■ Stated exercise
Lines holding the string "être" are the ones to copy; find them all in the data.

## start Information shown

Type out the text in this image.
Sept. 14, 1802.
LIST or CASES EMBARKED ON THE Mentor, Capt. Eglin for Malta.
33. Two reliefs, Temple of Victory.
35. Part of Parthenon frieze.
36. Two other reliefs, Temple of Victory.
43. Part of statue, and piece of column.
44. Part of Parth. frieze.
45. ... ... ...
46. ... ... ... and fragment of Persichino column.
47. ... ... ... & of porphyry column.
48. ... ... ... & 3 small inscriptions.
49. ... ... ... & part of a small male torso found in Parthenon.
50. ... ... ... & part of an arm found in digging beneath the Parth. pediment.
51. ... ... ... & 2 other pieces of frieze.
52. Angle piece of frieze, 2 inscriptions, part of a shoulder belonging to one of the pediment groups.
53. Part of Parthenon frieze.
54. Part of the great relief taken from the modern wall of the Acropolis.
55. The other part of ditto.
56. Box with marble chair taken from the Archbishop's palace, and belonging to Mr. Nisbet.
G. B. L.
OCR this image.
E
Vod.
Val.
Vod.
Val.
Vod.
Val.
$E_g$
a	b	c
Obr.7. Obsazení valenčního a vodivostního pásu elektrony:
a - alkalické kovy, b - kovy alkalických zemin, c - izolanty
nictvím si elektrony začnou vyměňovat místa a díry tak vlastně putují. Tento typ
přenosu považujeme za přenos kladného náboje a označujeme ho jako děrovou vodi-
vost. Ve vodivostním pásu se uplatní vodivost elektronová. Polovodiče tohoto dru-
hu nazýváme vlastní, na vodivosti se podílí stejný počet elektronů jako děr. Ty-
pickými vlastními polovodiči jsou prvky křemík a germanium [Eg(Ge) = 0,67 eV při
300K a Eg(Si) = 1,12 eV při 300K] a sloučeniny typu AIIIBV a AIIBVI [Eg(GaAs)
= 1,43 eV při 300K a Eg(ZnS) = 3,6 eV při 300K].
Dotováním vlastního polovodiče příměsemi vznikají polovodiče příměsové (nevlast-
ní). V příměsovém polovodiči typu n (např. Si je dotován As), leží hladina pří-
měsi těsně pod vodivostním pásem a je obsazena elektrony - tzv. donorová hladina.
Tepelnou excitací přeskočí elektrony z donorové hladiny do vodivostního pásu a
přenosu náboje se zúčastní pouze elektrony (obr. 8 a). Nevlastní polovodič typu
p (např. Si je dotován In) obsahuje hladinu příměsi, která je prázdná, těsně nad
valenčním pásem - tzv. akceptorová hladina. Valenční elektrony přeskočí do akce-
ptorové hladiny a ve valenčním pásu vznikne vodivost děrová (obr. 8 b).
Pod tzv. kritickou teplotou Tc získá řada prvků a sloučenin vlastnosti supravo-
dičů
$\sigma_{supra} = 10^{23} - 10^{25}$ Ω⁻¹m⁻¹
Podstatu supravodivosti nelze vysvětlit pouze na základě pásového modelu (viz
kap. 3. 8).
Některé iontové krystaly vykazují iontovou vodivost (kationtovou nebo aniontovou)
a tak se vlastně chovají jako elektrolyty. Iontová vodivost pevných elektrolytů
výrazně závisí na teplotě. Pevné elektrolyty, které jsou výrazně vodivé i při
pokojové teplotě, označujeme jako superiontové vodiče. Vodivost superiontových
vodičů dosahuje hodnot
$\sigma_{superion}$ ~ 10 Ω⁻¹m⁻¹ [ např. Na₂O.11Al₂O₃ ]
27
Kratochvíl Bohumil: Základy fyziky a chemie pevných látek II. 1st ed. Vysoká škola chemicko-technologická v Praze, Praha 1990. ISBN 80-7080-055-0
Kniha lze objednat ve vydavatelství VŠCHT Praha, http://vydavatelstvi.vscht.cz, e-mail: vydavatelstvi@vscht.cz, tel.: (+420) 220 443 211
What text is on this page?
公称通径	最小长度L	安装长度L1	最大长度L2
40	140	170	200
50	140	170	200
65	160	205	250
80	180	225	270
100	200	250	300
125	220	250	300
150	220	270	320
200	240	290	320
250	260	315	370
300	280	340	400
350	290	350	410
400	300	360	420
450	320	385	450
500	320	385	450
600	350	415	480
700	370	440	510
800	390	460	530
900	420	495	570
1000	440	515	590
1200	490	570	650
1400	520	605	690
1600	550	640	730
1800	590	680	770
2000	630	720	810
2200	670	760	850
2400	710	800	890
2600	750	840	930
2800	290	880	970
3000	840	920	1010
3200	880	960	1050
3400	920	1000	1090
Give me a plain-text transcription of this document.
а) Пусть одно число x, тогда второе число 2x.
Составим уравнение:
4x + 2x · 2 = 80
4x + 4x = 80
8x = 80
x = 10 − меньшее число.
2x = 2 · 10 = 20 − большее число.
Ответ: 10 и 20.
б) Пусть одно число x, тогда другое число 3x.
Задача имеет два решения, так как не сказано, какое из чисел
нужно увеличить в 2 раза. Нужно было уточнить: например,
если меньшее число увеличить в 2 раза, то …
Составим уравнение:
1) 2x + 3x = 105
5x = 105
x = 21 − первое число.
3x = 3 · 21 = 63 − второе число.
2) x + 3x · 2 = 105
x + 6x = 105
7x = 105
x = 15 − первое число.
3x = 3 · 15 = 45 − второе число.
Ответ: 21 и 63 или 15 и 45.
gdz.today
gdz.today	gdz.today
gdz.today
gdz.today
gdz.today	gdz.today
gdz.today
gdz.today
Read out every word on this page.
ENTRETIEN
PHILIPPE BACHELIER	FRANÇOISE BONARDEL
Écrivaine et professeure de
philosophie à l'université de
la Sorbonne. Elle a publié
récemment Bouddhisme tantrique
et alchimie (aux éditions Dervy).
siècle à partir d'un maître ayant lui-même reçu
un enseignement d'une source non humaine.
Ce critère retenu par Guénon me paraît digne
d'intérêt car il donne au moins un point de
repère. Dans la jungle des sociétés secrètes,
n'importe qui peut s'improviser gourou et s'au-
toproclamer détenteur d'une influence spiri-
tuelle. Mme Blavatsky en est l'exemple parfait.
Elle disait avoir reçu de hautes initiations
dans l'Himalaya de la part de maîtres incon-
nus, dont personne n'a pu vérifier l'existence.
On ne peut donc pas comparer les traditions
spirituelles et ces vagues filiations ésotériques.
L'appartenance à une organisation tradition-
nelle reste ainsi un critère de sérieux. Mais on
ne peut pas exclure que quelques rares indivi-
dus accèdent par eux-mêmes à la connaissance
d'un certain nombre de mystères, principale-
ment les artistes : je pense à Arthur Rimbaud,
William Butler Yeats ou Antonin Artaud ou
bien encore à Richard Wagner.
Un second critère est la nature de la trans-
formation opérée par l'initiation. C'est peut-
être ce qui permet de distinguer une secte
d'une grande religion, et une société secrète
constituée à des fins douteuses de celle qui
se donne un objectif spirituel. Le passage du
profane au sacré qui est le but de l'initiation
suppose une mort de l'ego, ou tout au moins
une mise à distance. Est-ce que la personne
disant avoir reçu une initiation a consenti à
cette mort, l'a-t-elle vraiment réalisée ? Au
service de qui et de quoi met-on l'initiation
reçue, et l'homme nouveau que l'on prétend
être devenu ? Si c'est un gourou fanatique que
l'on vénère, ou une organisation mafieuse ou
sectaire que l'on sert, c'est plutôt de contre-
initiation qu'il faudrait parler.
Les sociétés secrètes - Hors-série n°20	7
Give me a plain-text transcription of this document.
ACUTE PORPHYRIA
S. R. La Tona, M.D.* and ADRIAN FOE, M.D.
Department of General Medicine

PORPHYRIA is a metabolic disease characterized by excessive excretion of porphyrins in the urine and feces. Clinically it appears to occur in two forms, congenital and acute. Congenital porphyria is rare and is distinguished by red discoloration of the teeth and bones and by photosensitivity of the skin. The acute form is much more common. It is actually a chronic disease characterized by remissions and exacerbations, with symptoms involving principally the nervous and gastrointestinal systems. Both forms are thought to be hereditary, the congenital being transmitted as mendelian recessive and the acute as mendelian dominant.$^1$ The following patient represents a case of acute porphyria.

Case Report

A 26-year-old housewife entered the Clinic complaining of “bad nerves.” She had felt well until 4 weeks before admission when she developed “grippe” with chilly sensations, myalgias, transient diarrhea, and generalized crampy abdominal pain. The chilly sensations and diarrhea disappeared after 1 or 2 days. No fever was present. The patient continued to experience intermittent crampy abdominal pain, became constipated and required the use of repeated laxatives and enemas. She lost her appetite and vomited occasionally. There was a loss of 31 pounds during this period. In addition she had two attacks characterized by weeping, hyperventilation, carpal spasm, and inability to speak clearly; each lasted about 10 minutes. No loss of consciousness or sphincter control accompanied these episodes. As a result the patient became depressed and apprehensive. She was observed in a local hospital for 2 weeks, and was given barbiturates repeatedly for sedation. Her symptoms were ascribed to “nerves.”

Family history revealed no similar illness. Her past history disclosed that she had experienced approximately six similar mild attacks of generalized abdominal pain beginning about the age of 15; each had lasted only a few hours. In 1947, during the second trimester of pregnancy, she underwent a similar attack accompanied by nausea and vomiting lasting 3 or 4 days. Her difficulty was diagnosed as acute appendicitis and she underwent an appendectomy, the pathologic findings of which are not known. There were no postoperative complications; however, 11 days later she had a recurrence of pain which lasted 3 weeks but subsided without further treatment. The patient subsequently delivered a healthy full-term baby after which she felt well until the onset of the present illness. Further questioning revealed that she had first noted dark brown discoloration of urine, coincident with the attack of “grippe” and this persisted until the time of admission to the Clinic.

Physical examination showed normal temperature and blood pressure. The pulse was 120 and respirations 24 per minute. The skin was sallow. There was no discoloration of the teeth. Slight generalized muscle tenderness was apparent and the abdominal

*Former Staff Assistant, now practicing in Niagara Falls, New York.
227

## end Information shown

■ Solution to the exercise
être ce qui permet de distinguer une secte
être devenu ? Si c'est un gourou fanatique que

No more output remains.